Copy out every line of the data exactly.

* BEGIN RECORDED INFORMATION *

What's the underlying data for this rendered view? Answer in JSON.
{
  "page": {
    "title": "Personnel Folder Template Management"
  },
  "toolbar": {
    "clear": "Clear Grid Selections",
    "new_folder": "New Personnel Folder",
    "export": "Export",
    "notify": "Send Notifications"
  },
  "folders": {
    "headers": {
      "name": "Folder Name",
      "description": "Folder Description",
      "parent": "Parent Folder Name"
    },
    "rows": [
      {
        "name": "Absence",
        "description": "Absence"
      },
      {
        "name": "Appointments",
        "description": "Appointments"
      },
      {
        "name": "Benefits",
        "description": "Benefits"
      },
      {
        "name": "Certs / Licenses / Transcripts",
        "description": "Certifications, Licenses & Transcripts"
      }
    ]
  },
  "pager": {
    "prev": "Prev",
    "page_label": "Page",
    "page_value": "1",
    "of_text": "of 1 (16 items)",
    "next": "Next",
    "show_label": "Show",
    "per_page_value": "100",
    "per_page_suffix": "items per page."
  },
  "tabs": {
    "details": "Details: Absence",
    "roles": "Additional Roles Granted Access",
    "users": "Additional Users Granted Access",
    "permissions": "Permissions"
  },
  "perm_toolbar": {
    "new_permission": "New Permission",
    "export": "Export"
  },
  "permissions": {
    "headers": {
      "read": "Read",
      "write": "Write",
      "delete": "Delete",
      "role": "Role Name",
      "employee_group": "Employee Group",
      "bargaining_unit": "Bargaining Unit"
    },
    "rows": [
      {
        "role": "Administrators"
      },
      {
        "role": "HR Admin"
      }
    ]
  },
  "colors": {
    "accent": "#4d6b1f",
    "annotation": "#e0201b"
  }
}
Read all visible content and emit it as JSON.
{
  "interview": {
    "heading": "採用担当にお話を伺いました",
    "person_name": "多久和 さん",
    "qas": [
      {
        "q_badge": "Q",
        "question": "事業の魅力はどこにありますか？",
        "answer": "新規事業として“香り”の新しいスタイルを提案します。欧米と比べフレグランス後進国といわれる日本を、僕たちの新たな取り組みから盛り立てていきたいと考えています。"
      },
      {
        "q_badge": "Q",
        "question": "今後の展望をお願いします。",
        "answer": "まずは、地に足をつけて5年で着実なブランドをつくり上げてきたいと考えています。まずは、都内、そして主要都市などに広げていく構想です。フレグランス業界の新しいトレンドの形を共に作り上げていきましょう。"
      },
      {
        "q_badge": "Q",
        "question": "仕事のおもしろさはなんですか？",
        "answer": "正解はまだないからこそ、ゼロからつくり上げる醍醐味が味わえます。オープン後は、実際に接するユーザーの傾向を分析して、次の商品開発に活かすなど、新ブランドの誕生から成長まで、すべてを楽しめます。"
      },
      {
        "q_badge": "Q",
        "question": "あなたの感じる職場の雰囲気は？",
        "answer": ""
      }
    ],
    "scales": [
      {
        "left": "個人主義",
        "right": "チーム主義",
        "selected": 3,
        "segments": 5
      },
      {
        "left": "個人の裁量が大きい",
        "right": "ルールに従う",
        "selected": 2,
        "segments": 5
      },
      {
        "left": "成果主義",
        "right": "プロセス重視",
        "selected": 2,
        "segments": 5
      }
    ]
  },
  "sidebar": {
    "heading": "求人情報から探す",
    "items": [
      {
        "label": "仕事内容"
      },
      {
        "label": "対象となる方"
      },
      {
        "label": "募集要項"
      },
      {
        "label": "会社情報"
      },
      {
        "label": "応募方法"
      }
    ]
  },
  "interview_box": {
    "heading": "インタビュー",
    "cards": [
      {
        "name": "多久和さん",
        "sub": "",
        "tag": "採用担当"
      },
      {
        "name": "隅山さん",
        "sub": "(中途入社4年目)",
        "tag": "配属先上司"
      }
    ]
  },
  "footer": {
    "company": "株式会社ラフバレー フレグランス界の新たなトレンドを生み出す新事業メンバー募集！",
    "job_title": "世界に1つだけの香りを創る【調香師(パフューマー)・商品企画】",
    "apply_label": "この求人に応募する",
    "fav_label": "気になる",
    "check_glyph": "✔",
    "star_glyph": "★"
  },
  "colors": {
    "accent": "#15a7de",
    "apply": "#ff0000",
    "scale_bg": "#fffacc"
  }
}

* END RECORDED INFORMATION *

RESPONSE TO THIS EXERCISE:
What's the underlying data for this rendered view? Answer in JSON.
{
  "page": {
    "title": "Personnel Folder Template Management"
  },
  "toolbar": {
    "clear": "Clear Grid Selections",
    "new_folder": "New Personnel Folder",
    "export": "Export",
    "notify": "Send Notifications"
  },
  "folders": {
    "headers": {
      "name": "Folder Name",
      "description": "Folder Description",
      "parent": "Parent Folder Name"
    },
    "rows": [
      {
        "name": "Absence",
        "description": "Absence"
      },
      {
        "name": "Appointments",
        "description": "Appointments"
      },
      {
        "name": "Benefits",
        "description": "Benefits"
      },
      {
        "name": "Certs / Licenses / Transcripts",
        "description": "Certifications, Licenses & Transcripts"
      }
    ]
  },
  "pager": {
    "prev": "Prev",
    "page_label": "Page",
    "page_value": "1",
    "of_text": "of 1 (16 items)",
    "next": "Next",
    "show_label": "Show",
    "per_page_value": "100",
    "per_page_suffix": "items per page."
  },
  "tabs": {
    "details": "Details: Absence",
    "roles": "Additional Roles Granted Access",
    "users": "Additional Users Granted Access",
    "permissions": "Permissions"
  },
  "perm_toolbar": {
    "new_permission": "New Permission",
    "export": "Export"
  },
  "permissions": {
    "headers": {
      "read": "Read",
      "write": "Write",
      "delete": "Delete",
      "role": "Role Name",
      "employee_group": "Employee Group",
      "bargaining_unit": "Bargaining Unit"
    },
    "rows": [
      {
        "role": "Administrators"
      },
      {
        "role": "HR Admin"
      }
    ]
  },
  "colors": {
    "accent": "#4d6b1f",
    "annotation": "#e0201b"
  }
}
Read all visible content and emit it as JSON.
{
  "interview": {
    "heading": "採用担当にお話を伺いました",
    "person_name": "多久和 さん",
    "qas": [
      {
        "q_badge": "Q",
        "question": "事業の魅力はどこにありますか？",
        "answer": "新規事業として“香り”の新しいスタイルを提案します。欧米と比べフレグランス後進国といわれる日本を、僕たちの新たな取り組みから盛り立てていきたいと考えています。"
      },
      {
        "q_badge": "Q",
        "question": "今後の展望をお願いします。",
        "answer": "まずは、地に足をつけて5年で着実なブランドをつくり上げてきたいと考えています。まずは、都内、そして主要都市などに広げていく構想です。フレグランス業界の新しいトレンドの形を共に作り上げていきましょう。"
      },
      {
        "q_badge": "Q",
        "question": "仕事のおもしろさはなんですか？",
        "answer": "正解はまだないからこそ、ゼロからつくり上げる醍醐味が味わえます。オープン後は、実際に接するユーザーの傾向を分析して、次の商品開発に活かすなど、新ブランドの誕生から成長まで、すべてを楽しめます。"
      },
      {
        "q_badge": "Q",
        "question": "あなたの感じる職場の雰囲気は？",
        "answer": ""
      }
    ],
    "scales": [
      {
        "left": "個人主義",
        "right": "チーム主義",
        "selected": 3,
        "segments": 5
      },
      {
        "left": "個人の裁量が大きい",
        "right": "ルールに従う",
        "selected": 2,
        "segments": 5
      },
      {
        "left": "成果主義",
        "right": "プロセス重視",
        "selected": 2,
        "segments": 5
      }
    ]
  },
  "sidebar": {
    "heading": "求人情報から探す",
    "items": [
      {
        "label": "仕事内容"
      },
      {
        "label": "対象となる方"
      },
      {
        "label": "募集要項"
      },
      {
        "label": "会社情報"
      },
      {
        "label": "応募方法"
      }
    ]
  },
  "interview_box": {
    "heading": "インタビュー",
    "cards": [
      {
        "name": "多久和さん",
        "sub": "",
        "tag": "採用担当"
      },
      {
        "name": "隅山さん",
        "sub": "(中途入社4年目)",
        "tag": "配属先上司"
      }
    ]
  },
  "footer": {
    "company": "株式会社ラフバレー フレグランス界の新たなトレンドを生み出す新事業メンバー募集！",
    "job_title": "世界に1つだけの香りを創る【調香師(パフューマー)・商品企画】",
    "apply_label": "この求人に応募する",
    "fav_label": "気になる",
    "check_glyph": "✔",
    "star_glyph": "★"
  },
  "colors": {
    "accent": "#15a7de",
    "apply": "#ff0000",
    "scale_bg": "#fffacc"
  }
}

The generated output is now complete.